-- START OF Data for this exercise --
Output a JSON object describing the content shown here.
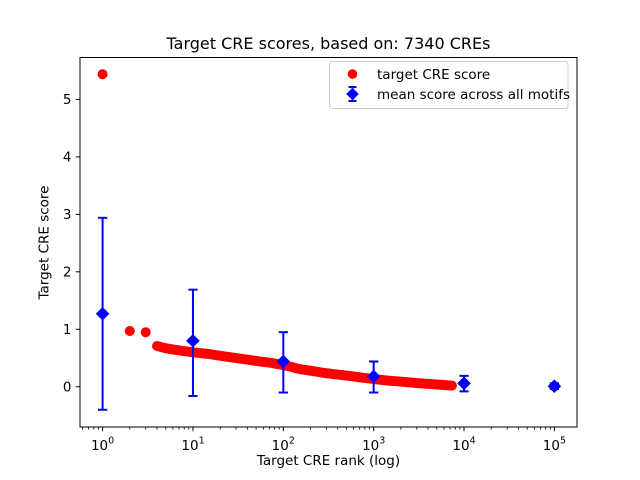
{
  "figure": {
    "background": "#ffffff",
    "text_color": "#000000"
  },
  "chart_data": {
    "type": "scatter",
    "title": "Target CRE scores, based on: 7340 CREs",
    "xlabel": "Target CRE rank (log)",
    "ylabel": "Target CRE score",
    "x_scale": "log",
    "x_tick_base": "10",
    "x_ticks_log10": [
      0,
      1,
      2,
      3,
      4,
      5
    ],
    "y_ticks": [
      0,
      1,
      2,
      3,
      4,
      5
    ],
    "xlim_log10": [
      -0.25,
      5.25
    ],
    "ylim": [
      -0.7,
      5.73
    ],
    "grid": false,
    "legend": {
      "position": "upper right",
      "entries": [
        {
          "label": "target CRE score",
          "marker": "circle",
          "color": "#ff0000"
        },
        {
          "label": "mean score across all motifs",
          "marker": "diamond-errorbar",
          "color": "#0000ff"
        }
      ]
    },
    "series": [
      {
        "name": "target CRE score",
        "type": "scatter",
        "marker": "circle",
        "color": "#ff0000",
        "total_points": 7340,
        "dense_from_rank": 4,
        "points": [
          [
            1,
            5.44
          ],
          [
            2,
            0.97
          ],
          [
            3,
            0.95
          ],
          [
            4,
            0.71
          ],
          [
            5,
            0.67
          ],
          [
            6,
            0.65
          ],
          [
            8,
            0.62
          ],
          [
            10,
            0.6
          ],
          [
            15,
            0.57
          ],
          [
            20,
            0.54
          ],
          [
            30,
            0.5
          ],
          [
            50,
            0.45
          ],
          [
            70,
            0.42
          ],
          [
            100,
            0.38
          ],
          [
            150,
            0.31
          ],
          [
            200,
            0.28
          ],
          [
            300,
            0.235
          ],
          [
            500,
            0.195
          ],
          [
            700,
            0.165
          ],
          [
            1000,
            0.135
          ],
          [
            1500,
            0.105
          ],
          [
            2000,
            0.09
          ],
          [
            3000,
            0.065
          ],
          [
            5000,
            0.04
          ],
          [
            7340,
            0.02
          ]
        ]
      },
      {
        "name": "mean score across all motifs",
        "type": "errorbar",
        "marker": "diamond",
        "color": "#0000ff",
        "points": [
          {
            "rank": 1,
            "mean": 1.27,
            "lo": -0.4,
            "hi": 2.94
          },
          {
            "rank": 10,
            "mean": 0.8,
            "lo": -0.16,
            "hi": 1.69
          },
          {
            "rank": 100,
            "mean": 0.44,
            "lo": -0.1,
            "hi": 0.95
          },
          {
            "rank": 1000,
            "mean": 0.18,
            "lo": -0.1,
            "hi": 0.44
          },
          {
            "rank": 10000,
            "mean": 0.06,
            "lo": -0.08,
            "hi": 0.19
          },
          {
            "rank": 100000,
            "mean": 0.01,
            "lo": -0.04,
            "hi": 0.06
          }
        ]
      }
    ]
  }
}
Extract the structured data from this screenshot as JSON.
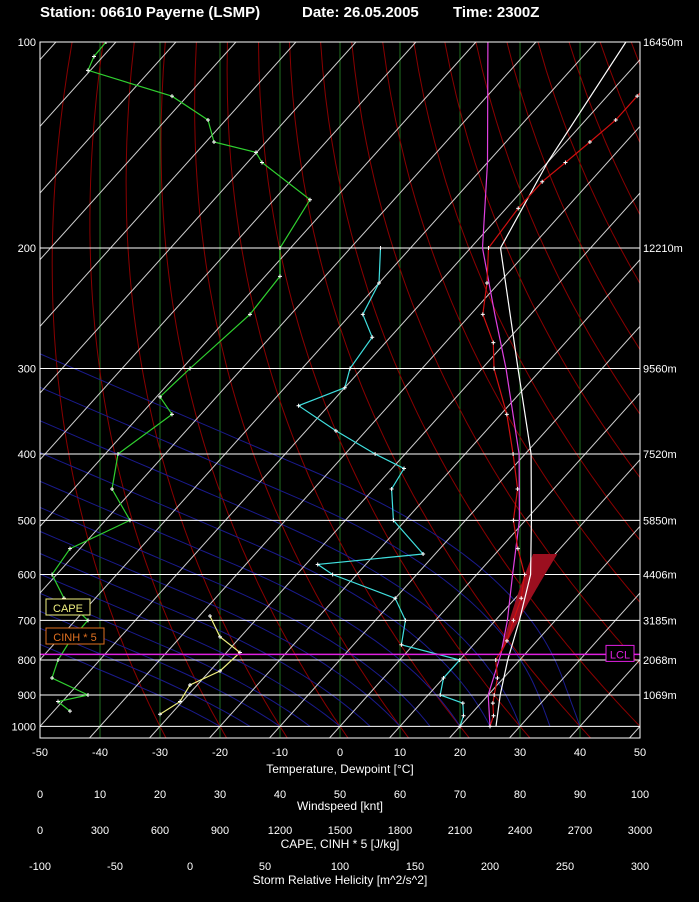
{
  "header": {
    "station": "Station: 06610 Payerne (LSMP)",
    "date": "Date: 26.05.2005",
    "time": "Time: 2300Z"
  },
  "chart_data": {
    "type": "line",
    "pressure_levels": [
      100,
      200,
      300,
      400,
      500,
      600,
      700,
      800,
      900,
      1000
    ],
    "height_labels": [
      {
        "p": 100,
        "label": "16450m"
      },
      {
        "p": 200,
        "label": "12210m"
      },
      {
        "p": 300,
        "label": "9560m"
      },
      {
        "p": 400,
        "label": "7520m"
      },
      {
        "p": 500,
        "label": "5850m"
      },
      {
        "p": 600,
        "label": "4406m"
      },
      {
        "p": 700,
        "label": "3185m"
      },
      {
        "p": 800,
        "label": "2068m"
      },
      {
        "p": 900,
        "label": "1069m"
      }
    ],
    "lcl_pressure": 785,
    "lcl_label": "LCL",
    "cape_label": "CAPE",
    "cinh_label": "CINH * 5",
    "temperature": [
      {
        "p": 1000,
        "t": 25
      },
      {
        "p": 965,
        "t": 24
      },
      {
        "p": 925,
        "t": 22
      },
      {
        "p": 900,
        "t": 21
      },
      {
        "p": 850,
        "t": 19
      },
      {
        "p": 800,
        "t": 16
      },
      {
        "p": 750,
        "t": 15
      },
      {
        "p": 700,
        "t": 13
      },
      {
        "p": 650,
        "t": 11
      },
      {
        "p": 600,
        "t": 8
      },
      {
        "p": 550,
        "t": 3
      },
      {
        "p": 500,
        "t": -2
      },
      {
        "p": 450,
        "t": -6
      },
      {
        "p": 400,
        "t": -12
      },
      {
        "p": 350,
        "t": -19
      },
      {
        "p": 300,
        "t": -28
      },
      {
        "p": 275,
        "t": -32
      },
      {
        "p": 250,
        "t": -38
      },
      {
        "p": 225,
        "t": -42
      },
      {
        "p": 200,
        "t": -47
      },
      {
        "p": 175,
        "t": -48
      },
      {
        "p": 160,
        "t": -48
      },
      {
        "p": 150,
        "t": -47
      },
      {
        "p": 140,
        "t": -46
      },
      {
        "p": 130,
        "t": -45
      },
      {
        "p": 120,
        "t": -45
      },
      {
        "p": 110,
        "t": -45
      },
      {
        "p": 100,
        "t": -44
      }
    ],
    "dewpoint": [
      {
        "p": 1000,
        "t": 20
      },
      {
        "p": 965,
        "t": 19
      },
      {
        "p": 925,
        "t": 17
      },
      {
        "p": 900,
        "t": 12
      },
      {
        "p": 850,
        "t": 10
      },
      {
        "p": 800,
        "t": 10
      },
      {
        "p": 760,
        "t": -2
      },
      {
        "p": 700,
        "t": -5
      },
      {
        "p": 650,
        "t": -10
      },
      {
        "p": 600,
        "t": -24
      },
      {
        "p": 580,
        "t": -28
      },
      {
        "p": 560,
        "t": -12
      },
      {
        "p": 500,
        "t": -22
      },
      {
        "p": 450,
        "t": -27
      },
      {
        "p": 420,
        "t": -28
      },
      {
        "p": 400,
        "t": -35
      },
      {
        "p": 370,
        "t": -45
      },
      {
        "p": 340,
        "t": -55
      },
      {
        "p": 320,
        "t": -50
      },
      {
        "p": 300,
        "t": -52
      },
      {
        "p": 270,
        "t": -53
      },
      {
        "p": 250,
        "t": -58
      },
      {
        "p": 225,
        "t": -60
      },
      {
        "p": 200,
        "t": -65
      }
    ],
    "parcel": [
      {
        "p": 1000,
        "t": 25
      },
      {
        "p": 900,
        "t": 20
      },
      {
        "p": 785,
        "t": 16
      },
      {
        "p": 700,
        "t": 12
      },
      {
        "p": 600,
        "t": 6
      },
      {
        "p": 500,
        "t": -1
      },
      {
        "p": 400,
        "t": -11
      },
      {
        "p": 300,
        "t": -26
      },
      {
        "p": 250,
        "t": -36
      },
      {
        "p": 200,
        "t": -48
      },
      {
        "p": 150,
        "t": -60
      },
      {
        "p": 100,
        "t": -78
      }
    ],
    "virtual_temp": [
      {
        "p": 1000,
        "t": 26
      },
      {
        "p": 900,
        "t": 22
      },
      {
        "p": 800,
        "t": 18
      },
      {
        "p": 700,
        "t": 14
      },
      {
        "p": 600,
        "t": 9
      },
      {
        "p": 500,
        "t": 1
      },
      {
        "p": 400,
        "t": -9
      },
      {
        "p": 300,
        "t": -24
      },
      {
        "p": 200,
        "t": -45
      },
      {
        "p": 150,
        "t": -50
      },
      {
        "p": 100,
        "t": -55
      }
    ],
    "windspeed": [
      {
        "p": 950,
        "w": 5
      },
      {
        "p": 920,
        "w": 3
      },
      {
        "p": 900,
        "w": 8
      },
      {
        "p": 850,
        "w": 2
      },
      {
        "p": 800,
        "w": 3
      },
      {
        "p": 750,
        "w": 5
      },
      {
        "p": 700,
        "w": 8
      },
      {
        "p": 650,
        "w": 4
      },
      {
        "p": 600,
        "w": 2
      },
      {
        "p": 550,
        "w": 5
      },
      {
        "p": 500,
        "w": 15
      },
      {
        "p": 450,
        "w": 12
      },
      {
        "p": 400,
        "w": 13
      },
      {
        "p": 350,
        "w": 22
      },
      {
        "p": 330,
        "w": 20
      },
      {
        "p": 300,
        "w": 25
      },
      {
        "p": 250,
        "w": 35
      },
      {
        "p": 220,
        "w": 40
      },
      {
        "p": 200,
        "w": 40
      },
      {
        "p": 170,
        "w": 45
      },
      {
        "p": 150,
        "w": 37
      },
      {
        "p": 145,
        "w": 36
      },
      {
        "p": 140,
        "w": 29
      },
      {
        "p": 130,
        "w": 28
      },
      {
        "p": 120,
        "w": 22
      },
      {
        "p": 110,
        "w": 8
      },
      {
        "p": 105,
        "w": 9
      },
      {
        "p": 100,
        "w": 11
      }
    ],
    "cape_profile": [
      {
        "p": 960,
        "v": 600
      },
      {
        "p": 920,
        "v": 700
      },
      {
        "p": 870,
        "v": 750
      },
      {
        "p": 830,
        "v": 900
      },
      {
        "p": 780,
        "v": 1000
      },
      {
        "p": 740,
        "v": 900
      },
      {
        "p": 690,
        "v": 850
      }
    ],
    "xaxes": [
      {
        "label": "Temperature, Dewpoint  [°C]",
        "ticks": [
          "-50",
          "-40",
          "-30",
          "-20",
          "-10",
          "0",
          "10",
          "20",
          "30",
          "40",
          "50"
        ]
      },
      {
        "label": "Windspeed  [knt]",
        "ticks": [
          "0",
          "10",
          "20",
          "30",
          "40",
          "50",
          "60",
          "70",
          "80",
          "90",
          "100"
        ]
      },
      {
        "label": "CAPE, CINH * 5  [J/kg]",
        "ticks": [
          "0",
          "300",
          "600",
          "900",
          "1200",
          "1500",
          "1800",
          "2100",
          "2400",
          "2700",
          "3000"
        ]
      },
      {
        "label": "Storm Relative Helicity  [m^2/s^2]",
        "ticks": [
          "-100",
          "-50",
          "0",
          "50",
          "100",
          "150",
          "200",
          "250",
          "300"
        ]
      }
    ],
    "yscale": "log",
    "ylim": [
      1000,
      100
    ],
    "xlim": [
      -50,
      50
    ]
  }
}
-- END OF Data for this exercise --
Written instruction
Among the lines of the material, find those that hold the word "motifs" and copy them.

Solution to this task
          "label": "mean score across all motifs",
        "name": "mean score across all motifs",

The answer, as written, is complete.